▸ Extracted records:
============================================================
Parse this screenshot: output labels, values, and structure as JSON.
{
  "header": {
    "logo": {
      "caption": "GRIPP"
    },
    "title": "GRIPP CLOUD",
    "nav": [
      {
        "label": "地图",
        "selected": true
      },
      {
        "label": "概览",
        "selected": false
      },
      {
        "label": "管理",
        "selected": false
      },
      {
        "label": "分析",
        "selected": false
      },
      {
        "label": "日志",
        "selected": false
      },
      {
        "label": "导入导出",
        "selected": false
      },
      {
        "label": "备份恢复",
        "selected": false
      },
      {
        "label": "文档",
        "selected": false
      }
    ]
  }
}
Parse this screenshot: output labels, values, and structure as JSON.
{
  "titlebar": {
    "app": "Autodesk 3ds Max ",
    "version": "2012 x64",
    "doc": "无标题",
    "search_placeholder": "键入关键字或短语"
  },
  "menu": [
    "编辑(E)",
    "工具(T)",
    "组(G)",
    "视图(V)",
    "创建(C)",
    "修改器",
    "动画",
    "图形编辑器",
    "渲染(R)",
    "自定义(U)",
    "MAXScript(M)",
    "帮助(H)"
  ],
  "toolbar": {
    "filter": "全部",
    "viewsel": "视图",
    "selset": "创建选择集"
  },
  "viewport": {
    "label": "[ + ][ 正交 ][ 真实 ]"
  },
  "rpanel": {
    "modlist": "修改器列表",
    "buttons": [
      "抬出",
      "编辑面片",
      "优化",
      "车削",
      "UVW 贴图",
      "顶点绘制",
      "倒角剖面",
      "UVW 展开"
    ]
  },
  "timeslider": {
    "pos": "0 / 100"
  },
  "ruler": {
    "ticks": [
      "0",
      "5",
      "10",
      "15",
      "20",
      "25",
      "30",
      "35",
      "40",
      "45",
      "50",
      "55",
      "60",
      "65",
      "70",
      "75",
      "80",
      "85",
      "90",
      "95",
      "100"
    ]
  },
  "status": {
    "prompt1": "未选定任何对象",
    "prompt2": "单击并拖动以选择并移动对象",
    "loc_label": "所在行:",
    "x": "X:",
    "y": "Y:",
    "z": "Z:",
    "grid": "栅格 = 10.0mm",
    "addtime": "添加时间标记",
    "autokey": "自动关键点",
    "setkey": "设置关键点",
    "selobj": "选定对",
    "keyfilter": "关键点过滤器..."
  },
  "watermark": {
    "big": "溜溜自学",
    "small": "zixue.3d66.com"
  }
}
============================================================
▸ GIVEN PROBLEM:
Retype every record above exactly as written.

▸ ANSWER FOR THIS EXERCISE:
Parse this screenshot: output labels, values, and structure as JSON.
{
  "header": {
    "logo": {
      "caption": "GRIPP"
    },
    "title": "GRIPP CLOUD",
    "nav": [
      {
        "label": "地图",
        "selected": true
      },
      {
        "label": "概览",
        "selected": false
      },
      {
        "label": "管理",
        "selected": false
      },
      {
        "label": "分析",
        "selected": false
      },
      {
        "label": "日志",
        "selected": false
      },
      {
        "label": "导入导出",
        "selected": false
      },
      {
        "label": "备份恢复",
        "selected": false
      },
      {
        "label": "文档",
        "selected": false
      }
    ]
  }
}
Parse this screenshot: output labels, values, and structure as JSON.
{
  "titlebar": {
    "app": "Autodesk 3ds Max ",
    "version": "2012 x64",
    "doc": "无标题",
    "search_placeholder": "键入关键字或短语"
  },
  "menu": [
    "编辑(E)",
    "工具(T)",
    "组(G)",
    "视图(V)",
    "创建(C)",
    "修改器",
    "动画",
    "图形编辑器",
    "渲染(R)",
    "自定义(U)",
    "MAXScript(M)",
    "帮助(H)"
  ],
  "toolbar": {
    "filter": "全部",
    "viewsel": "视图",
    "selset": "创建选择集"
  },
  "viewport": {
    "label": "[ + ][ 正交 ][ 真实 ]"
  },
  "rpanel": {
    "modlist": "修改器列表",
    "buttons": [
      "抬出",
      "编辑面片",
      "优化",
      "车削",
      "UVW 贴图",
      "顶点绘制",
      "倒角剖面",
      "UVW 展开"
    ]
  },
  "timeslider": {
    "pos": "0 / 100"
  },
  "ruler": {
    "ticks": [
      "0",
      "5",
      "10",
      "15",
      "20",
      "25",
      "30",
      "35",
      "40",
      "45",
      "50",
      "55",
      "60",
      "65",
      "70",
      "75",
      "80",
      "85",
      "90",
      "95",
      "100"
    ]
  },
  "status": {
    "prompt1": "未选定任何对象",
    "prompt2": "单击并拖动以选择并移动对象",
    "loc_label": "所在行:",
    "x": "X:",
    "y": "Y:",
    "z": "Z:",
    "grid": "栅格 = 10.0mm",
    "addtime": "添加时间标记",
    "autokey": "自动关键点",
    "setkey": "设置关键点",
    "selobj": "选定对",
    "keyfilter": "关键点过滤器..."
  },
  "watermark": {
    "big": "溜溜自学",
    "small": "zixue.3d66.com"
  }
}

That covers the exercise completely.